◆ Consegna 1
Nel brano sul coro e la banda, con quali parole viene definita la banda intesa come argomento puramente musicale?
◆ Consegna 2
Stabilisci se le seguenti affermazioni concordano con il brano sul coro e la banda. Per ciascuna rispondi sì o no e cita le parole del brano che lo dimostrano.
(a) L'autore si era già occupato in passato dei rapporti tra il coro e la banda.
(b) Alla parata del 2 giugno una banda, passando sotto la tribuna presidenziale, canta invece di suonare.
(c) Un coro amatoriale è sempre di qualità inferiore a un coro professionale.
◆ Consegna 3
Prosegui il brano sul coro e la banda a partire dalla sua ultima frase.
___ Brano estratto
Mentre mi accingevo a scrivere quest’articolo, mi sono reso conto che, pur avendo trattato, nel corso dei non pochi miei scritti dedicati alla musica, molti argomenti, mai mi ero occupato di un aspetto interessantissimo e ricco di spunti: indagare nei rapporti tra il coro e la banda. Mi sono dunque messo al lavoro e mi sono chiesto da dove partire; l’idea mi è venuta quasi subito e, benché bislacca, ve ne voglio far partecipi: ho provato a cercare, sul web, quello che potrebbe essere il coro più famoso d’Italia… il coro che suona! Ovviamente non l’ho trovato, forse perché non esiste, forse perché non è poi così famoso e forse perché, se suonasse, non sarebbe un coro! 

Siamo a posto, avrà pensato il lettore, questo, forse, non sta molto bene. Non è così, o almeno, lo spero… perché, allora, il coro che suona?
Guardate la parata del 2 giugno: vedrete passare tante bande e, tra queste, ne sentirete una un po’ più stonata di altre che, però, è la più evidenziata dai cronisti di turno e la più applaudita dalle autorità perché, quando passa sotto la tribuna presidenziale, anziché suonare, canta! Detto questo, torno nell’alveo della serietà. Quanto ho raccontato è sicuramente poco consono a una rivista come quella che mi ospita, ma consono diventa se lo uso per introdurre una considerazione che deve essere fatta prima di ogni altra: mentre, in generale, si sa con chiarezza che cos’è un coro, non è così chiaro che cos’è una banda; a fare confusione sono, sovente, gli stessi operatori di questo settore!
Chiediamoci, dunque, perché non c’è nulla di strano nel dire la banda che canta, ma lo strano c’è nel dire il coro che suona. Semplice: se si parla di coro, si pensa da subito a un insieme di persone riunite fare musica; non così avviene, spesso, nel caso della banda; troppo sovente si guarda a questo insieme considerandone gli aspetti sociali piuttosto che quelli musicali. Da qui la stranezza di dire il coro che suona (sarebbe come dire il pianoforte ad arco) e l’apparente normalità di dire la banda che canta.

Quanto sopra impone, dunque, la necessità di definire qual è la banda di cui parlerò: non già quella intesa come fenomeno sociale, ma quella che deve essere considerata un argomento puramente musicale; così come il violino (e non chi lo suona) è un violino, un pianoforte è un pianoforte, l’orchestra (sinfonica e da camera) è quello che sappiamo, la banda altro non è che un “organico formato da strumenti a fiato e a percussione” [Nella tradizione di alcuni paesi si trova la presenza dei contrabbassi a corda e dei violoncelli]. Come tale, questo organico: può suonare male o suonare bene; può affrontare un repertorio colto (con brani originali o trascrizioni, classici e/o contemporanei, ecc.) o un repertorio della massima banalità; potremo incontrarlo durante esibizioni in teatri, sale da concerto, all’aperto o da supporto ad altre esigenze musicali (il pianoforte, del resto, oltre che in sala da concerto, lo troviamo al piano bar, dalle suore, e così via: sempre pianoforte è e rimane); in ultimo, può essere formato da direttori/componenti professionali o amatoriali. Sanno benissimo, i lettori di questa rivista, che la qualità di un coro amatoriale può in molti casi essere superiore a quella di un coro professionale (meglio sarebbe dire di professionisti).
______
___ Estratti dell'elenco
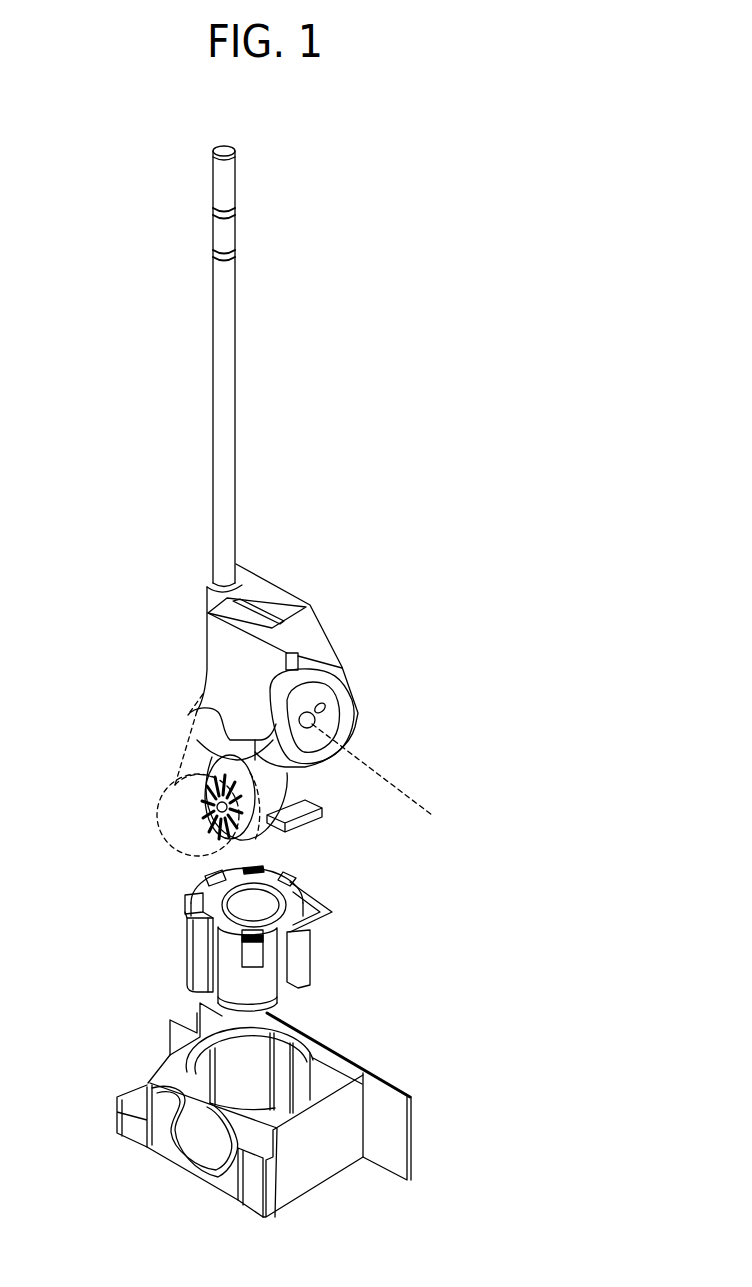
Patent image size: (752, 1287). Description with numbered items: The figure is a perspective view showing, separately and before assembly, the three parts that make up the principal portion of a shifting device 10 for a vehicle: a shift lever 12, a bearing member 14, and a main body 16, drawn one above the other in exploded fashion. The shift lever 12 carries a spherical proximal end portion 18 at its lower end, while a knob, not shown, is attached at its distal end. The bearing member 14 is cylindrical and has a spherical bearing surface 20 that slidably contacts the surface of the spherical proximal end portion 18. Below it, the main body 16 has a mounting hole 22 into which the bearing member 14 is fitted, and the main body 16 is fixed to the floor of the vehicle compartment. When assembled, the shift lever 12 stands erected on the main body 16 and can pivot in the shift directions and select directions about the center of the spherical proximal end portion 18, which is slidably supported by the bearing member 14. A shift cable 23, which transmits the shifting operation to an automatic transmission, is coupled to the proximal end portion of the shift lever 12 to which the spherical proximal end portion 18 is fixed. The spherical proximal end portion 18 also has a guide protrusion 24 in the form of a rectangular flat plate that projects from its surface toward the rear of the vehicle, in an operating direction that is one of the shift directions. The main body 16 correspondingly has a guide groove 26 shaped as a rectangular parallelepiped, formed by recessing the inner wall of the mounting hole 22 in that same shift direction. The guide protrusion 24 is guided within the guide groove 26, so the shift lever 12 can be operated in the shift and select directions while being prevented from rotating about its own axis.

The shifting device 10 is at (346, 181).
The shift lever 12 is at (167, 331).
The bearing member 14 is at (170, 909).
The main body 16 is at (138, 1008).
The spherical proximal end portion 18 is at (190, 756).
The spherical bearing surface 20 is at (290, 879).
The mounting hole 22 is at (278, 1046).
The shift cable 23 is at (378, 765).
The guide protrusion 24 is at (305, 800).
The guide groove 26 is at (318, 1085).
______
◆ Risposta 1
Come un "organico formato da strumenti a fiato e a percussione".

◆ Risposta 2
(a) No: "mai mi ero occupato di un aspetto interessantissimo e ricco di spunti: indagare nei rapporti tra il coro e la banda".
(b) Sì: "quando passa sotto la tribuna presidenziale, anziché suonare, canta!"
(c) No: "la qualità di un coro amatoriale può in molti casi essere superiore a quella di un coro professionale".

◆ Risposta 3
Questa non breve introduzione mi permetterà di definire il campo di azione di ciò che dirò nei rapporti tra coro e banda (“banda” che definirò anche, con valore di sinonimo, orchestra di fiati): mi riferirò, di conseguenza, a quelle situazioni in cui il fare musica consiste nel proporsi (con migliori o peggiori risultati) in situazioni da concerto.
Chiedo però ancora, al lettore sopravvissuto, un attimo di pazienza.
Forse ripetendo concetti già accennati vorrei qui porre l’accento su come il percorso delle due formazioni musicali, anche limitandosi all’aspetto concertistico, sia quasi del tutto parallelo, infatti: troviamo cori/bande professionali e cori/bande amatoriali; troviamo cori folkloristici e bande folkloristiche [Nel caso delle bande folkloristiche non sempre troviamo la stessa serietà che nei cori; spesso – ahimè – si confonde il folklore con (scusatemi, non trovo modo migliore per dirlo) la caciarra]; assistiamo alla esibizione di entrambe le tipologie di gruppo in situazioni molto varie (sale da concerto, teatri, chiese, piazze, ecc.).
È giunto adesso, finalmente, il momento di approfondire il discorso; per farlo c’è una sola strada da seguire: parlare del possibile repertorio.
La seguirò tenendo conto in particolare della situazione italiana, sia perché ci interessa più direttamente, sia perché molto differente da quella, per esempio, degli Stati Uniti, dove la presenza in quasi ogni scuola o università di masse orchestrali e corali rende più comoda l’unione tra le due realtà.
Dividerò il repertorio in due grosse fasce: quello originale (nato per coro e banda) e quello trascritto (nato prevalentemente per orchestra lirico/sinfonica). Da quest’ultimo partirò.

Le “trascrizioni” nella letteratura per coro e banda

A) IL REPERTORIO DI ORIGINE SINFONICA
Ogni pagina sinfonica con coro, o quasi, è potenzialmente “trascrivibile” per banda/orchestra di fiati. Unici limiti potrebbero essere dati dalla orchestrazione particolarmente ricca di effetti legati al suono degli archi (armonici, glissati, ecc.) di alcuni rari brani, ma le possibilità sono, ripeto, molte.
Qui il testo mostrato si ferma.